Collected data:
───

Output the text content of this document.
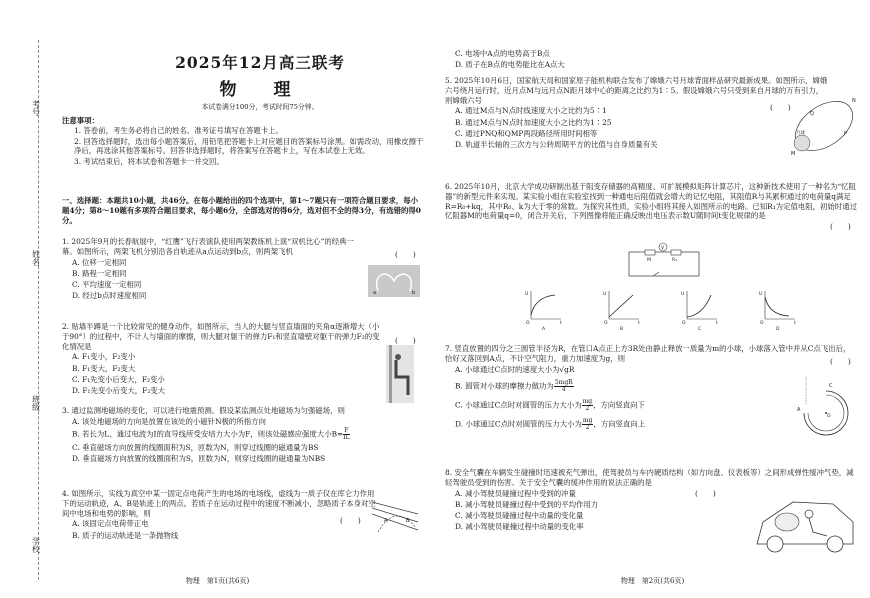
考号
姓名
班级
学校
2025年12月高三联考
物　理
本试卷满分100分，考试时间75分钟。
注意事项：
1. 答卷前，考生务必将自己的姓名、准考证号填写在答题卡上。
2. 回答选择题时，选出每小题答案后，用铅笔把答题卡上对应题目的答案标号涂黑。如需改动，用橡皮擦干净后，再选涂其他答案标号。回答非选择题时，将答案写在答题卡上，写在本试卷上无效。
3. 考试结束后，将本试卷和答题卡一并交回。
一、选择题：本题共10小题，共46分。在每小题给出的四个选项中，第1～7题只有一项符合题目要求，每小题4分；第8～10题有多项符合题目要求，每小题6分，全部选对的得6分，选对但不全的得3分，有选错的得0分。
1. 2025年9月的长春航展中，“红鹰”飞行表演队使用两架教练机上演“双机比心”的经典一幕。如图所示，两架飞机分别沿各自轨迹从a点运动到b点，则两架飞机
A. 位移一定相同
B. 路程一定相同
C. 平均速度一定相同
D. 经过b点时速度相同
(　　)
a	b
2. 贴墙半蹲是一个比较常见的健身动作，如图所示，当人的大腿与竖直墙面的夹角α逐渐增大（小于90°）的过程中，不计人与墙面的摩擦，则大腿对躯干的弹力F₁和竖直墙壁对躯干的弹力F₂的变化情况是
A. F₁变小，F₂变小
B. F₁变大，F₂变大
C. F₁先变小后变大，F₂变小
D. F₁先变小后变大，F₂变大
(　　)
3. 通过监测地磁场的变化，可以进行地震预测。假设某监测点处地磁场为匀强磁场，则
A. 该处地磁场的方向是放置在该处的小磁针N极的所指方向
B. 若长为L、通过电流为I的直导线所受安培力大小为F，则该处磁感应强度大小$B= \frac{F}{IL}$
C. 垂直磁场方向放置的线圈面积为S，匝数为N，则穿过线圈的磁通量为BS
D. 垂直磁场方向放置的线圈面积为S，匝数为N，则穿过线圈的磁通量为NBS
4. 如图所示，实线为真空中某一固定点电荷产生的电场的电场线，虚线为一质子仅在库仑力作用下的运动轨迹，A、B是轨迹上的两点。若质子在运动过程中的速度不断减小，忽略质子本身对空间中电场和电势的影响，则
A. 该固定点电荷带正电
B. 质子的运动轨迹是一条抛物线
(　　)	A	B
物理　第1页(共6页)
C. 电场中A点的电势高于B点
D. 质子在B点的电势能比在A点大
5. 2025年10月6日，国家航天局和国家原子能机构联合发布了嫦娥六号月球背面样品研究最新成果。如图所示，嫦娥六号绕月运行时，近月点M与远月点N距月球中心的距离之比约为1∶5。假设嫦娥六号只受到来自月球的万有引力，则嫦娥六号
A. 通过M点与N点时线速度大小之比约为5∶1
B. 通过M点与N点时加速度大小之比约为1∶25
C. 通过PNQ和QMP两段路径所用时间相等
D. 轨道半长轴的三次方与公转周期平方的比值与自身质量有关
(　　)
月球
M
N
P
Q
6. 2025年10月，北京大学成功研制出基于阻变存储器的高精度、可扩展模拟矩阵计算芯片，这种新技术使用了一种名为“忆阻器”的新型元件来实现。某实验小组在实验室找到一种通电后阻值就会增大的记忆电阻，其阻值R与其累积通过的电荷量q满足R=R₀+kq，其中R₀、k为大于零的常数。为探究其性质，实验小组将其接入如图所示的电路。已知R₁为定值电阻，初始时通过忆阻器M的电荷量q=0，闭合开关后，下列图像将能正确反映出电压表示数U随时间t变化规律的是
(　　)
V
M	R₁
U
O	t
A
U
O	t
B
U
O	t
C
U
O	t
D
7. 竖直放置的四分之三圆管半径为R，在管口A点正上方3R处由静止释放一质量为m的小球，小球落入管中并从C点飞出后，恰好又落回到A点，不计空气阻力，重力加速度为g，则
A. 小球通过C点时的速度大小为√gR
B. 圆管对小球的摩擦力做功为 $\frac{\text{5mgR}}{4}$
C. 小球通过C点时对圆管的压力大小为 $\frac{mg}{2}$ ，方向竖直向下
D. 小球通过C点时对圆管的压力大小为 $\frac{mg}{2}$ ，方向竖直向上
(　　)
O
A
C
8. 安全气囊在车辆发生碰撞时迅速被充气弹出，使驾驶员与车内硬质结构（如方向盘、仪表板等）之间形成弹性缓冲气垫，减轻驾驶员受到的伤害。关于安全气囊的缓冲作用的说法正确的是
A. 减小驾驶员碰撞过程中受到的冲量
B. 减小驾驶员碰撞过程中受到的平均作用力
C. 减小驾驶员碰撞过程中动量的变化量
D. 减小驾驶员碰撞过程中动量的变化率
(　　)
物理　第2页(共6页)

───

> **Problem description**:
All of the records above must be copied exactly, except for the pictures.

> **The result**:
Output the text content of this document.
考号
姓名
班级
学校
2025年12月高三联考
物　理
本试卷满分100分，考试时间75分钟。
注意事项：
1. 答卷前，考生务必将自己的姓名、准考证号填写在答题卡上。
2. 回答选择题时，选出每小题答案后，用铅笔把答题卡上对应题目的答案标号涂黑。如需改动，用橡皮擦干净后，再选涂其他答案标号。回答非选择题时，将答案写在答题卡上，写在本试卷上无效。
3. 考试结束后，将本试卷和答题卡一并交回。
一、选择题：本题共10小题，共46分。在每小题给出的四个选项中，第1～7题只有一项符合题目要求，每小题4分；第8～10题有多项符合题目要求，每小题6分，全部选对的得6分，选对但不全的得3分，有选错的得0分。
1. 2025年9月的长春航展中，“红鹰”飞行表演队使用两架教练机上演“双机比心”的经典一幕。如图所示，两架飞机分别沿各自轨迹从a点运动到b点，则两架飞机
A. 位移一定相同
B. 路程一定相同
C. 平均速度一定相同
D. 经过b点时速度相同
(　　)
a	b
2. 贴墙半蹲是一个比较常见的健身动作，如图所示，当人的大腿与竖直墙面的夹角α逐渐增大（小于90°）的过程中，不计人与墙面的摩擦，则大腿对躯干的弹力F₁和竖直墙壁对躯干的弹力F₂的变化情况是
A. F₁变小，F₂变小
B. F₁变大，F₂变大
C. F₁先变小后变大，F₂变小
D. F₁先变小后变大，F₂变大
(　　)
3. 通过监测地磁场的变化，可以进行地震预测。假设某监测点处地磁场为匀强磁场，则
A. 该处地磁场的方向是放置在该处的小磁针N极的所指方向
B. 若长为L、通过电流为I的直导线所受安培力大小为F，则该处磁感应强度大小$B= \frac{F}{IL}$
C. 垂直磁场方向放置的线圈面积为S，匝数为N，则穿过线圈的磁通量为BS
D. 垂直磁场方向放置的线圈面积为S，匝数为N，则穿过线圈的磁通量为NBS
4. 如图所示，实线为真空中某一固定点电荷产生的电场的电场线，虚线为一质子仅在库仑力作用下的运动轨迹，A、B是轨迹上的两点。若质子在运动过程中的速度不断减小，忽略质子本身对空间中电场和电势的影响，则
A. 该固定点电荷带正电
B. 质子的运动轨迹是一条抛物线
(　　)	A	B
物理　第1页(共6页)
C. 电场中A点的电势高于B点
D. 质子在B点的电势能比在A点大
5. 2025年10月6日，国家航天局和国家原子能机构联合发布了嫦娥六号月球背面样品研究最新成果。如图所示，嫦娥六号绕月运行时，近月点M与远月点N距月球中心的距离之比约为1∶5。假设嫦娥六号只受到来自月球的万有引力，则嫦娥六号
A. 通过M点与N点时线速度大小之比约为5∶1
B. 通过M点与N点时加速度大小之比约为1∶25
C. 通过PNQ和QMP两段路径所用时间相等
D. 轨道半长轴的三次方与公转周期平方的比值与自身质量有关
(　　)
月球
M
N
P
Q
6. 2025年10月，北京大学成功研制出基于阻变存储器的高精度、可扩展模拟矩阵计算芯片，这种新技术使用了一种名为“忆阻器”的新型元件来实现。某实验小组在实验室找到一种通电后阻值就会增大的记忆电阻，其阻值R与其累积通过的电荷量q满足R=R₀+kq，其中R₀、k为大于零的常数。为探究其性质，实验小组将其接入如图所示的电路。已知R₁为定值电阻，初始时通过忆阻器M的电荷量q=0，闭合开关后，下列图像将能正确反映出电压表示数U随时间t变化规律的是
(　　)
V
M	R₁
U
O	t
A
U
O	t
B
U
O	t
C
U
O	t
D
7. 竖直放置的四分之三圆管半径为R，在管口A点正上方3R处由静止释放一质量为m的小球，小球落入管中并从C点飞出后，恰好又落回到A点，不计空气阻力，重力加速度为g，则
A. 小球通过C点时的速度大小为√gR
B. 圆管对小球的摩擦力做功为 $\frac{\text{5mgR}}{4}$
C. 小球通过C点时对圆管的压力大小为 $\frac{mg}{2}$ ，方向竖直向下
D. 小球通过C点时对圆管的压力大小为 $\frac{mg}{2}$ ，方向竖直向上
(　　)
O
A
C
8. 安全气囊在车辆发生碰撞时迅速被充气弹出，使驾驶员与车内硬质结构（如方向盘、仪表板等）之间形成弹性缓冲气垫，减轻驾驶员受到的伤害。关于安全气囊的缓冲作用的说法正确的是
A. 减小驾驶员碰撞过程中受到的冲量
B. 减小驾驶员碰撞过程中受到的平均作用力
C. 减小驾驶员碰撞过程中动量的变化量
D. 减小驾驶员碰撞过程中动量的变化率
(　　)
物理　第2页(共6页)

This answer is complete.